EXERCISE DETAILS>
Gather from the material every line that contains the string "after".

──────── DATA ────────

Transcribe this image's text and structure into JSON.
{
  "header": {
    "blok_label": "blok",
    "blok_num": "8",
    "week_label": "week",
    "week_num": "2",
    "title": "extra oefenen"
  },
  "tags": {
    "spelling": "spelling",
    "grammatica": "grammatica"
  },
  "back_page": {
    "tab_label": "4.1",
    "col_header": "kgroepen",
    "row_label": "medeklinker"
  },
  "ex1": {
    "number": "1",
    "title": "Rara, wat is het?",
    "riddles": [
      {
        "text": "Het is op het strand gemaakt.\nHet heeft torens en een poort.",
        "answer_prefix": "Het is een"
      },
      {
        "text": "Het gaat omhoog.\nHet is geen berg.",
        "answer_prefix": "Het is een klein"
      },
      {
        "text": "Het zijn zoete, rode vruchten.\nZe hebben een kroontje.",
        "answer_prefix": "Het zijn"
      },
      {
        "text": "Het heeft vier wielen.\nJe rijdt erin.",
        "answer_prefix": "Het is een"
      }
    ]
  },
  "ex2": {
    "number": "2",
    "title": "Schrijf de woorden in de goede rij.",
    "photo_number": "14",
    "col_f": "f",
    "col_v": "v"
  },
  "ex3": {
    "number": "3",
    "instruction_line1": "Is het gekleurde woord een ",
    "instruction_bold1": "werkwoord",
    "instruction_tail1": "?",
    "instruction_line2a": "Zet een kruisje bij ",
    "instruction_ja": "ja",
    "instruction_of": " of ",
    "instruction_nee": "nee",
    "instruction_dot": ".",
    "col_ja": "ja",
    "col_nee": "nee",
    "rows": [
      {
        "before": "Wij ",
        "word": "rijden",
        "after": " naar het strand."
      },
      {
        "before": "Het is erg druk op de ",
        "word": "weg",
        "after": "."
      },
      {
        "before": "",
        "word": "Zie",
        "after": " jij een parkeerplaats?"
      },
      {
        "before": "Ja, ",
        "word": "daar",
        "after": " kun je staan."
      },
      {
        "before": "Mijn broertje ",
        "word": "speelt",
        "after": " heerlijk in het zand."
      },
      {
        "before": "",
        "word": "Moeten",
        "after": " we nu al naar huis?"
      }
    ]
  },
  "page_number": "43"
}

────────

EXERCISE ANSWER>
        "after": " naar het strand."
        "after": "."
        "after": " jij een parkeerplaats?"
        "after": " kun je staan."
        "after": " heerlijk in het zand."
        "after": " we nu al naar huis?"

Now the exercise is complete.